Please format the entries below as a JSON list of strings, one string per line, leaving out blank lines and pictures.

▸ EXTRACTED DATA
╔══

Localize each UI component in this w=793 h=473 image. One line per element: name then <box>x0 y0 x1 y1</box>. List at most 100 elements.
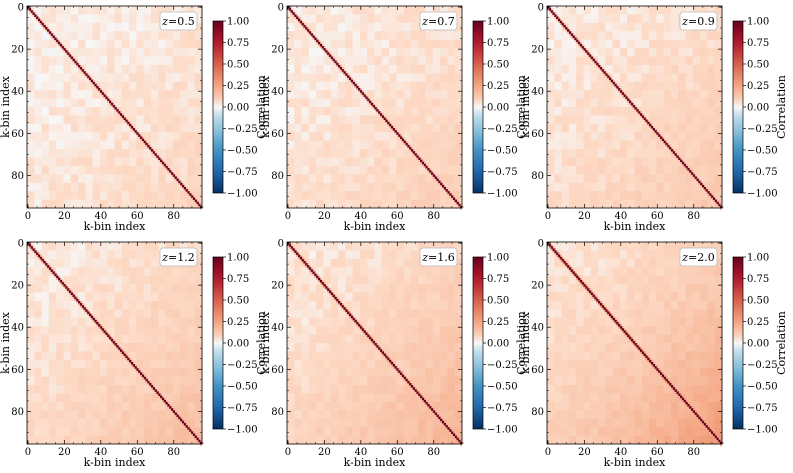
heatmap-cell <box>447 98 456 108</box>
heatmap-cell <box>561 90 570 99</box>
heatmap-cell <box>656 165 664 175</box>
offdiag-cell <box>63 281 66 285</box>
offdiag-cell <box>189 191 192 194</box>
offdiag-cell <box>458 205 461 208</box>
offdiag-cell <box>43 22 46 25</box>
heatmap-cell <box>316 174 324 184</box>
heatmap-cell <box>700 165 708 175</box>
heatmap-cell <box>561 132 570 141</box>
heatmap-cell <box>554 48 562 57</box>
colorbar-label: Correlation <box>515 311 528 375</box>
heatmap-cell <box>34 123 42 133</box>
heatmap-cell <box>649 182 657 192</box>
diagonal-cell <box>165 401 168 405</box>
plot-frame <box>26 241 203 445</box>
heatmap-cell <box>92 31 101 40</box>
offdiag-cell <box>152 389 155 392</box>
offdiag-cell <box>410 151 413 154</box>
heatmap-cell <box>418 242 426 251</box>
heatmap-cell <box>381 418 390 428</box>
heatmap-cell <box>432 90 441 99</box>
heatmap-cell <box>294 90 302 99</box>
heatmap-cell <box>63 376 72 386</box>
heatmap-cell <box>114 174 123 184</box>
heatmap-cell <box>330 435 339 445</box>
offdiag-cell <box>328 56 331 59</box>
heatmap-cell <box>338 393 346 403</box>
offdiag-cell <box>194 437 197 440</box>
heatmap-cell <box>352 385 361 394</box>
colorbar-tick-label: −1.00 <box>227 425 258 436</box>
heatmap-cell <box>634 48 643 57</box>
offdiag-cell <box>654 132 657 135</box>
offdiag-cell <box>103 92 106 95</box>
heatmap-cell <box>143 31 152 40</box>
heatmap-cell <box>78 165 86 175</box>
heatmap-cell <box>308 149 317 158</box>
heatmap-cell <box>85 123 93 133</box>
heatmap-cell <box>92 90 101 99</box>
heatmap-cell <box>590 165 599 175</box>
heatmap-cell <box>330 123 339 133</box>
heatmap-cell <box>330 14 339 24</box>
diagonal-cell <box>187 427 190 430</box>
heatmap-cell <box>432 242 441 251</box>
offdiag-cell <box>454 437 457 440</box>
heatmap-cell <box>316 14 324 24</box>
heatmap-cell <box>99 98 108 108</box>
heatmap-cell <box>598 31 606 40</box>
heatmap-cell <box>418 326 426 335</box>
heatmap-cell <box>389 343 397 352</box>
diagonal-cell <box>550 10 553 13</box>
heatmap-cell <box>56 334 64 344</box>
offdiag-cell <box>307 267 309 270</box>
heatmap-cell <box>136 401 144 411</box>
heatmap-cell <box>85 81 93 91</box>
heatmap-cell <box>590 157 599 167</box>
heatmap-cell <box>678 149 686 158</box>
offdiag-cell <box>36 250 38 253</box>
heatmap-cell <box>568 174 577 184</box>
heatmap-cell <box>294 174 302 184</box>
offdiag-cell <box>308 265 311 268</box>
heatmap-cell <box>187 90 196 99</box>
heatmap-cell <box>454 376 463 386</box>
heatmap-cell <box>294 81 302 91</box>
heatmap-cell <box>150 427 159 436</box>
offdiag-cell <box>354 321 357 325</box>
heatmap-cell <box>63 242 72 251</box>
offdiag-cell <box>288 10 291 13</box>
heatmap-cell <box>114 115 123 125</box>
heatmap-cell <box>649 258 657 268</box>
offdiag-cell <box>196 439 199 442</box>
offdiag-cell <box>158 155 161 158</box>
heatmap-cell <box>345 284 353 293</box>
heatmap-cell <box>129 401 137 411</box>
heatmap-cell <box>70 376 79 386</box>
heatmap-cell <box>447 39 456 49</box>
diagonal-cell <box>359 326 363 329</box>
offdiag-cell <box>330 58 333 61</box>
heatmap-cell <box>158 376 166 386</box>
offdiag-cell <box>56 273 58 276</box>
heatmap-cell <box>619 107 628 116</box>
offdiag-cell <box>41 20 44 23</box>
heatmap-cell <box>287 64 295 74</box>
heatmap-cell <box>554 165 562 175</box>
heatmap-cell <box>121 242 130 251</box>
diagonal-cell <box>299 20 302 24</box>
offdiag-cell <box>127 355 130 358</box>
colorbar-tick-label: 0.00 <box>487 103 509 114</box>
heatmap-cell <box>352 39 361 49</box>
colorbar-tick-label: −0.25 <box>227 124 258 135</box>
heatmap-cell <box>114 31 123 40</box>
offdiag-cell <box>145 376 148 379</box>
heatmap-cell <box>432 334 441 344</box>
heatmap-cell <box>641 98 650 108</box>
heatmap-cell <box>27 418 35 428</box>
heatmap-cell <box>63 90 72 99</box>
offdiag-cell <box>561 20 564 23</box>
offdiag-cell <box>83 69 86 72</box>
heatmap-cell <box>85 149 93 158</box>
heatmap-cell <box>287 90 295 99</box>
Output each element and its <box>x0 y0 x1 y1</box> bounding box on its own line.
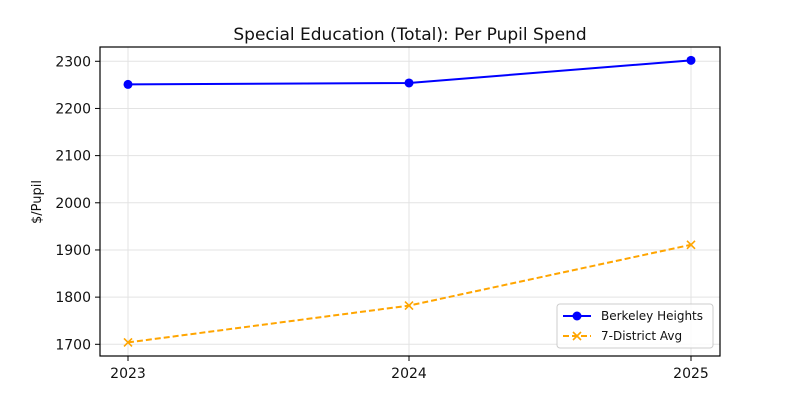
x-tick-label: 2023 <box>110 366 146 382</box>
legend-item-berkeley-heights: Berkeley Heights <box>563 309 703 323</box>
y-tick-label: 2100 <box>55 149 91 165</box>
circle-marker-icon <box>572 311 582 321</box>
y-axis: 1700 1800 1900 2000 2100 2200 2300 <box>55 54 100 353</box>
circle-marker-icon <box>686 55 696 65</box>
data-series <box>123 55 696 347</box>
legend-box <box>556 303 714 349</box>
y-tick-label: 1700 <box>55 337 91 353</box>
x-marker-icon <box>686 240 696 250</box>
chart-title: Special Education (Total): Per Pupil Spe… <box>233 25 586 45</box>
y-tick-label: 2300 <box>55 54 91 70</box>
series-7-district-avg <box>123 240 696 347</box>
legend: Berkeley Heights 7-District Avg <box>556 303 714 349</box>
circle-marker-icon <box>123 79 133 89</box>
x-marker-icon <box>572 331 582 341</box>
plot-area-frame <box>99 46 721 357</box>
legend-label: Berkeley Heights <box>601 309 703 323</box>
circle-marker-icon <box>404 78 414 88</box>
series-berkeley-heights <box>123 55 696 89</box>
x-axis: 2023 2024 2025 <box>110 356 709 382</box>
y-axis-label: $/Pupil <box>30 180 45 224</box>
x-tick-label: 2024 <box>391 366 427 382</box>
y-tick-label: 2200 <box>55 101 91 117</box>
x-marker-icon <box>404 301 414 311</box>
x-marker-icon <box>123 337 133 347</box>
legend-item-7-district-avg: 7-District Avg <box>563 329 682 343</box>
x-tick-label: 2025 <box>673 366 709 382</box>
y-tick-label: 2000 <box>55 196 91 212</box>
y-tick-label: 1800 <box>55 290 91 306</box>
y-tick-label: 1900 <box>55 243 91 259</box>
legend-label: 7-District Avg <box>601 329 682 343</box>
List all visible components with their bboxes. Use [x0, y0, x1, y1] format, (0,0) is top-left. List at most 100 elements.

╚══

▸ WRITTEN ANSWER
[
  "Localize each UI component in this w=793 h=473 image. One line per element: name then <box>x0 y0 x1 y1</box>. List at most 100 elements.",
  "heatmap-cell <box>447 98 456 108</box>",
  "heatmap-cell <box>561 90 570 99</box>",
  "heatmap-cell <box>656 165 664 175</box>",
  "offdiag-cell <box>63 281 66 285</box>",
  "offdiag-cell <box>189 191 192 194</box>",
  "offdiag-cell <box>458 205 461 208</box>",
  "offdiag-cell <box>43 22 46 25</box>",
  "heatmap-cell <box>316 174 324 184</box>",
  "heatmap-cell <box>700 165 708 175</box>",
  "heatmap-cell <box>561 132 570 141</box>",
  "heatmap-cell <box>554 48 562 57</box>",
  "colorbar-label: Correlation <box>515 311 528 375</box>",
  "heatmap-cell <box>34 123 42 133</box>",
  "heatmap-cell <box>649 182 657 192</box>",
  "diagonal-cell <box>165 401 168 405</box>",
  "plot-frame <box>26 241 203 445</box>",
  "heatmap-cell <box>92 31 101 40</box>",
  "offdiag-cell <box>152 389 155 392</box>",
  "offdiag-cell <box>410 151 413 154</box>",
  "heatmap-cell <box>418 242 426 251</box>",
  "heatmap-cell <box>381 418 390 428</box>",
  "heatmap-cell <box>432 90 441 99</box>",
  "heatmap-cell <box>294 90 302 99</box>",
  "heatmap-cell <box>63 376 72 386</box>",
  "heatmap-cell <box>114 174 123 184</box>",
  "heatmap-cell <box>330 435 339 445</box>",
  "offdiag-cell <box>328 56 331 59</box>",
  "heatmap-cell <box>338 393 346 403</box>",
  "offdiag-cell <box>194 437 197 440</box>",
  "heatmap-cell <box>352 385 361 394</box>",
  "colorbar-tick-label: −1.00 <box>227 425 258 436</box>",
  "heatmap-cell <box>634 48 643 57</box>",
  "offdiag-cell <box>654 132 657 135</box>",
  "offdiag-cell <box>103 92 106 95</box>",
  "heatmap-cell <box>143 31 152 40</box>",
  "heatmap-cell <box>78 165 86 175</box>",
  "heatmap-cell <box>308 149 317 158</box>",
  "heatmap-cell <box>85 123 93 133</box>",
  "heatmap-cell <box>92 90 101 99</box>",
  "heatmap-cell <box>590 165 599 175</box>",
  "heatmap-cell <box>330 123 339 133</box>",
  "heatmap-cell <box>330 14 339 24</box>",
  "diagonal-cell <box>187 427 190 430</box>",
  "heatmap-cell <box>432 242 441 251</box>",
  "offdiag-cell <box>454 437 457 440</box>",
  "heatmap-cell <box>316 14 324 24</box>",
  "heatmap-cell <box>99 98 108 108</box>",
  "heatmap-cell <box>598 31 606 40</box>",
  "heatmap-cell <box>418 326 426 335</box>",
  "heatmap-cell <box>389 343 397 352</box>",
  "diagonal-cell <box>550 10 553 13</box>",
  "heatmap-cell <box>56 334 64 344</box>",
  "offdiag-cell <box>307 267 309 270</box>",
  "heatmap-cell <box>136 401 144 411</box>",
  "heatmap-cell <box>85 81 93 91</box>",
  "heatmap-cell <box>590 157 599 167</box>",
  "heatmap-cell <box>678 149 686 158</box>",
  "offdiag-cell <box>36 250 38 253</box>",
  "heatmap-cell <box>568 174 577 184</box>",
  "heatmap-cell <box>294 174 302 184</box>",
  "offdiag-cell <box>308 265 311 268</box>",
  "heatmap-cell <box>187 90 196 99</box>",
  "heatmap-cell <box>454 376 463 386</box>",
  "heatmap-cell <box>294 81 302 91</box>",
  "heatmap-cell <box>150 427 159 436</box>",
  "offdiag-cell <box>354 321 357 325</box>",
  "heatmap-cell <box>63 242 72 251</box>",
  "offdiag-cell <box>288 10 291 13</box>",
  "heatmap-cell <box>114 115 123 125</box>",
  "heatmap-cell <box>649 258 657 268</box>",
  "offdiag-cell <box>196 439 199 442</box>",
  "offdiag-cell <box>158 155 161 158</box>",
  "heatmap-cell <box>345 284 353 293</box>",
  "heatmap-cell <box>129 401 137 411</box>",
  "heatmap-cell <box>70 376 79 386</box>",
  "heatmap-cell <box>447 39 456 49</box>",
  "diagonal-cell <box>359 326 363 329</box>",
  "offdiag-cell <box>330 58 333 61</box>",
  "heatmap-cell <box>158 376 166 386</box>",
  "offdiag-cell <box>56 273 58 276</box>",
  "heatmap-cell <box>619 107 628 116</box>",
  "offdiag-cell <box>41 20 44 23</box>",
  "heatmap-cell <box>287 64 295 74</box>",
  "heatmap-cell <box>554 165 562 175</box>",
  "heatmap-cell <box>121 242 130 251</box>",
  "diagonal-cell <box>299 20 302 24</box>",
  "offdiag-cell <box>127 355 130 358</box>",
  "colorbar-tick-label: 0.00 <box>487 103 509 114</box>",
  "heatmap-cell <box>352 39 361 49</box>",
  "colorbar-tick-label: −0.25 <box>227 124 258 135</box>",
  "heatmap-cell <box>114 31 123 40</box>",
  "offdiag-cell <box>145 376 148 379</box>",
  "heatmap-cell <box>432 334 441 344</box>",
  "heatmap-cell <box>641 98 650 108</box>",
  "heatmap-cell <box>27 418 35 428</box>",
  "heatmap-cell <box>63 90 72 99</box>",
  "offdiag-cell <box>561 20 564 23</box>",
  "offdiag-cell <box>83 69 86 72</box>",
  "heatmap-cell <box>85 149 93 158</box>",
  "heatmap-cell <box>287 90 295 99</box>",
  "Output each element and its <box>x0 y0 x1 y1</box> bounding box on its own line.",
  "x-tick-label: 2023 <box>110 366 146 382</box>",
  "legend-item-berkeley-heights: Berkeley Heights <box>563 309 703 323</box>",
  "y-tick-label: 2100 <box>55 149 91 165</box>",
  "circle-marker-icon <box>572 311 582 321</box>",
  "y-axis: 1700 1800 1900 2000 2100 2200 2300 <box>55 54 100 353</box>",
  "circle-marker-icon <box>686 55 696 65</box>",
  "data-series <box>123 55 696 347</box>",
  "legend-box <box>556 303 714 349</box>",
  "y-tick-label: 1700 <box>55 337 91 353</box>",
  "x-marker-icon <box>686 240 696 250</box>",
  "chart-title: Special Education (Total): Per Pupil Spe… <box>233 25 586 45</box>",
  "y-tick-label: 2300 <box>55 54 91 70</box>",
  "series-7-district-avg <box>123 240 696 347</box>",
  "legend: Berkeley Heights 7-District Avg <box>556 303 714 349</box>",
  "circle-marker-icon <box>123 79 133 89</box>",
  "x-marker-icon <box>572 331 582 341</box>",
  "plot-area-frame <box>99 46 721 357</box>",
  "legend-label: Berkeley Heights <box>601 309 703 323</box>",
  "circle-marker-icon <box>404 78 414 88</box>",
  "series-berkeley-heights <box>123 55 696 89</box>",
  "x-axis: 2023 2024 2025 <box>110 356 709 382</box>",
  "y-axis-label: $/Pupil <box>30 180 45 224</box>",
  "x-tick-label: 2024 <box>391 366 427 382</box>",
  "y-tick-label: 2200 <box>55 101 91 117</box>",
  "x-marker-icon <box>404 301 414 311</box>",
  "x-marker-icon <box>123 337 133 347</box>",
  "legend-item-7-district-avg: 7-District Avg <box>563 329 682 343</box>",
  "x-tick-label: 2025 <box>673 366 709 382</box>",
  "y-tick-label: 2000 <box>55 196 91 212</box>",
  "y-tick-label: 1800 <box>55 290 91 306</box>",
  "y-tick-label: 1900 <box>55 243 91 259</box>",
  "legend-label: 7-District Avg <box>601 329 682 343</box>",
  "List all visible components with their bboxes. Use [x0, y0, x1, y1] format, (0,0) is top-left. List at most 100 elements."
]